WHAT IS EXPECTED:
All entries below need to be written out exactly, but without their pictures.

════

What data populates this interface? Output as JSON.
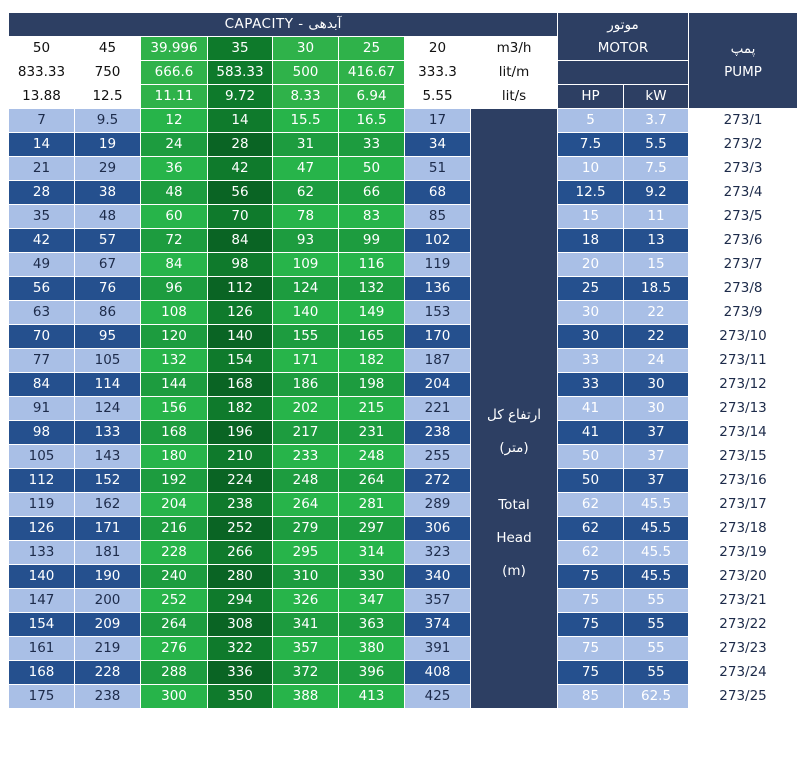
{
  "header": {
    "capacity_title": "CAPACITY - آبدهی",
    "motor_fa": "موتور",
    "motor_en": "MOTOR",
    "pump_fa": "پمپ",
    "pump_en": "PUMP",
    "hp": "HP",
    "kw": "kW"
  },
  "units": {
    "m3h": "m3/h",
    "litm": "lit/m",
    "lits": "lit/s"
  },
  "flow": {
    "m3h": [
      "50",
      "45",
      "39.996",
      "35",
      "30",
      "25",
      "20"
    ],
    "litm": [
      "833.33",
      "750",
      "666.6",
      "583.33",
      "500",
      "416.67",
      "333.3"
    ],
    "lits": [
      "13.88",
      "12.5",
      "11.11",
      "9.72",
      "8.33",
      "6.94",
      "5.55"
    ]
  },
  "head_label": {
    "fa_line1": "ارتفاع کل",
    "fa_line2": "(متر)",
    "en_line1": "Total",
    "en_line2": "Head",
    "en_line3": "(m)"
  },
  "rows": [
    {
      "v": [
        "7",
        "9.5",
        "12",
        "14",
        "15.5",
        "16.5",
        "17"
      ],
      "hp": "5",
      "kw": "3.7",
      "pump": "273/1"
    },
    {
      "v": [
        "14",
        "19",
        "24",
        "28",
        "31",
        "33",
        "34"
      ],
      "hp": "7.5",
      "kw": "5.5",
      "pump": "273/2"
    },
    {
      "v": [
        "21",
        "29",
        "36",
        "42",
        "47",
        "50",
        "51"
      ],
      "hp": "10",
      "kw": "7.5",
      "pump": "273/3"
    },
    {
      "v": [
        "28",
        "38",
        "48",
        "56",
        "62",
        "66",
        "68"
      ],
      "hp": "12.5",
      "kw": "9.2",
      "pump": "273/4"
    },
    {
      "v": [
        "35",
        "48",
        "60",
        "70",
        "78",
        "83",
        "85"
      ],
      "hp": "15",
      "kw": "11",
      "pump": "273/5"
    },
    {
      "v": [
        "42",
        "57",
        "72",
        "84",
        "93",
        "99",
        "102"
      ],
      "hp": "18",
      "kw": "13",
      "pump": "273/6"
    },
    {
      "v": [
        "49",
        "67",
        "84",
        "98",
        "109",
        "116",
        "119"
      ],
      "hp": "20",
      "kw": "15",
      "pump": "273/7"
    },
    {
      "v": [
        "56",
        "76",
        "96",
        "112",
        "124",
        "132",
        "136"
      ],
      "hp": "25",
      "kw": "18.5",
      "pump": "273/8"
    },
    {
      "v": [
        "63",
        "86",
        "108",
        "126",
        "140",
        "149",
        "153"
      ],
      "hp": "30",
      "kw": "22",
      "pump": "273/9"
    },
    {
      "v": [
        "70",
        "95",
        "120",
        "140",
        "155",
        "165",
        "170"
      ],
      "hp": "30",
      "kw": "22",
      "pump": "273/10"
    },
    {
      "v": [
        "77",
        "105",
        "132",
        "154",
        "171",
        "182",
        "187"
      ],
      "hp": "33",
      "kw": "24",
      "pump": "273/11"
    },
    {
      "v": [
        "84",
        "114",
        "144",
        "168",
        "186",
        "198",
        "204"
      ],
      "hp": "33",
      "kw": "30",
      "pump": "273/12"
    },
    {
      "v": [
        "91",
        "124",
        "156",
        "182",
        "202",
        "215",
        "221"
      ],
      "hp": "41",
      "kw": "30",
      "pump": "273/13"
    },
    {
      "v": [
        "98",
        "133",
        "168",
        "196",
        "217",
        "231",
        "238"
      ],
      "hp": "41",
      "kw": "37",
      "pump": "273/14"
    },
    {
      "v": [
        "105",
        "143",
        "180",
        "210",
        "233",
        "248",
        "255"
      ],
      "hp": "50",
      "kw": "37",
      "pump": "273/15"
    },
    {
      "v": [
        "112",
        "152",
        "192",
        "224",
        "248",
        "264",
        "272"
      ],
      "hp": "50",
      "kw": "37",
      "pump": "273/16"
    },
    {
      "v": [
        "119",
        "162",
        "204",
        "238",
        "264",
        "281",
        "289"
      ],
      "hp": "62",
      "kw": "45.5",
      "pump": "273/17"
    },
    {
      "v": [
        "126",
        "171",
        "216",
        "252",
        "279",
        "297",
        "306"
      ],
      "hp": "62",
      "kw": "45.5",
      "pump": "273/18"
    },
    {
      "v": [
        "133",
        "181",
        "228",
        "266",
        "295",
        "314",
        "323"
      ],
      "hp": "62",
      "kw": "45.5",
      "pump": "273/19"
    },
    {
      "v": [
        "140",
        "190",
        "240",
        "280",
        "310",
        "330",
        "340"
      ],
      "hp": "75",
      "kw": "45.5",
      "pump": "273/20"
    },
    {
      "v": [
        "147",
        "200",
        "252",
        "294",
        "326",
        "347",
        "357"
      ],
      "hp": "75",
      "kw": "55",
      "pump": "273/21"
    },
    {
      "v": [
        "154",
        "209",
        "264",
        "308",
        "341",
        "363",
        "374"
      ],
      "hp": "75",
      "kw": "55",
      "pump": "273/22"
    },
    {
      "v": [
        "161",
        "219",
        "276",
        "322",
        "357",
        "380",
        "391"
      ],
      "hp": "75",
      "kw": "55",
      "pump": "273/23"
    },
    {
      "v": [
        "168",
        "228",
        "288",
        "336",
        "372",
        "396",
        "408"
      ],
      "hp": "75",
      "kw": "55",
      "pump": "273/24"
    },
    {
      "v": [
        "175",
        "238",
        "300",
        "350",
        "388",
        "413",
        "425"
      ],
      "hp": "85",
      "kw": "62.5",
      "pump": "273/25"
    }
  ]
}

════

ANSWER TO THE TASK:
What data populates this interface? Output as JSON.
{
  "header": {
    "capacity_title": "CAPACITY - آبدهی",
    "motor_fa": "موتور",
    "motor_en": "MOTOR",
    "pump_fa": "پمپ",
    "pump_en": "PUMP",
    "hp": "HP",
    "kw": "kW"
  },
  "units": {
    "m3h": "m3/h",
    "litm": "lit/m",
    "lits": "lit/s"
  },
  "flow": {
    "m3h": [
      "50",
      "45",
      "39.996",
      "35",
      "30",
      "25",
      "20"
    ],
    "litm": [
      "833.33",
      "750",
      "666.6",
      "583.33",
      "500",
      "416.67",
      "333.3"
    ],
    "lits": [
      "13.88",
      "12.5",
      "11.11",
      "9.72",
      "8.33",
      "6.94",
      "5.55"
    ]
  },
  "head_label": {
    "fa_line1": "ارتفاع کل",
    "fa_line2": "(متر)",
    "en_line1": "Total",
    "en_line2": "Head",
    "en_line3": "(m)"
  },
  "rows": [
    {
      "v": [
        "7",
        "9.5",
        "12",
        "14",
        "15.5",
        "16.5",
        "17"
      ],
      "hp": "5",
      "kw": "3.7",
      "pump": "273/1"
    },
    {
      "v": [
        "14",
        "19",
        "24",
        "28",
        "31",
        "33",
        "34"
      ],
      "hp": "7.5",
      "kw": "5.5",
      "pump": "273/2"
    },
    {
      "v": [
        "21",
        "29",
        "36",
        "42",
        "47",
        "50",
        "51"
      ],
      "hp": "10",
      "kw": "7.5",
      "pump": "273/3"
    },
    {
      "v": [
        "28",
        "38",
        "48",
        "56",
        "62",
        "66",
        "68"
      ],
      "hp": "12.5",
      "kw": "9.2",
      "pump": "273/4"
    },
    {
      "v": [
        "35",
        "48",
        "60",
        "70",
        "78",
        "83",
        "85"
      ],
      "hp": "15",
      "kw": "11",
      "pump": "273/5"
    },
    {
      "v": [
        "42",
        "57",
        "72",
        "84",
        "93",
        "99",
        "102"
      ],
      "hp": "18",
      "kw": "13",
      "pump": "273/6"
    },
    {
      "v": [
        "49",
        "67",
        "84",
        "98",
        "109",
        "116",
        "119"
      ],
      "hp": "20",
      "kw": "15",
      "pump": "273/7"
    },
    {
      "v": [
        "56",
        "76",
        "96",
        "112",
        "124",
        "132",
        "136"
      ],
      "hp": "25",
      "kw": "18.5",
      "pump": "273/8"
    },
    {
      "v": [
        "63",
        "86",
        "108",
        "126",
        "140",
        "149",
        "153"
      ],
      "hp": "30",
      "kw": "22",
      "pump": "273/9"
    },
    {
      "v": [
        "70",
        "95",
        "120",
        "140",
        "155",
        "165",
        "170"
      ],
      "hp": "30",
      "kw": "22",
      "pump": "273/10"
    },
    {
      "v": [
        "77",
        "105",
        "132",
        "154",
        "171",
        "182",
        "187"
      ],
      "hp": "33",
      "kw": "24",
      "pump": "273/11"
    },
    {
      "v": [
        "84",
        "114",
        "144",
        "168",
        "186",
        "198",
        "204"
      ],
      "hp": "33",
      "kw": "30",
      "pump": "273/12"
    },
    {
      "v": [
        "91",
        "124",
        "156",
        "182",
        "202",
        "215",
        "221"
      ],
      "hp": "41",
      "kw": "30",
      "pump": "273/13"
    },
    {
      "v": [
        "98",
        "133",
        "168",
        "196",
        "217",
        "231",
        "238"
      ],
      "hp": "41",
      "kw": "37",
      "pump": "273/14"
    },
    {
      "v": [
        "105",
        "143",
        "180",
        "210",
        "233",
        "248",
        "255"
      ],
      "hp": "50",
      "kw": "37",
      "pump": "273/15"
    },
    {
      "v": [
        "112",
        "152",
        "192",
        "224",
        "248",
        "264",
        "272"
      ],
      "hp": "50",
      "kw": "37",
      "pump": "273/16"
    },
    {
      "v": [
        "119",
        "162",
        "204",
        "238",
        "264",
        "281",
        "289"
      ],
      "hp": "62",
      "kw": "45.5",
      "pump": "273/17"
    },
    {
      "v": [
        "126",
        "171",
        "216",
        "252",
        "279",
        "297",
        "306"
      ],
      "hp": "62",
      "kw": "45.5",
      "pump": "273/18"
    },
    {
      "v": [
        "133",
        "181",
        "228",
        "266",
        "295",
        "314",
        "323"
      ],
      "hp": "62",
      "kw": "45.5",
      "pump": "273/19"
    },
    {
      "v": [
        "140",
        "190",
        "240",
        "280",
        "310",
        "330",
        "340"
      ],
      "hp": "75",
      "kw": "45.5",
      "pump": "273/20"
    },
    {
      "v": [
        "147",
        "200",
        "252",
        "294",
        "326",
        "347",
        "357"
      ],
      "hp": "75",
      "kw": "55",
      "pump": "273/21"
    },
    {
      "v": [
        "154",
        "209",
        "264",
        "308",
        "341",
        "363",
        "374"
      ],
      "hp": "75",
      "kw": "55",
      "pump": "273/22"
    },
    {
      "v": [
        "161",
        "219",
        "276",
        "322",
        "357",
        "380",
        "391"
      ],
      "hp": "75",
      "kw": "55",
      "pump": "273/23"
    },
    {
      "v": [
        "168",
        "228",
        "288",
        "336",
        "372",
        "396",
        "408"
      ],
      "hp": "75",
      "kw": "55",
      "pump": "273/24"
    },
    {
      "v": [
        "175",
        "238",
        "300",
        "350",
        "388",
        "413",
        "425"
      ],
      "hp": "85",
      "kw": "62.5",
      "pump": "273/25"
    }
  ]
}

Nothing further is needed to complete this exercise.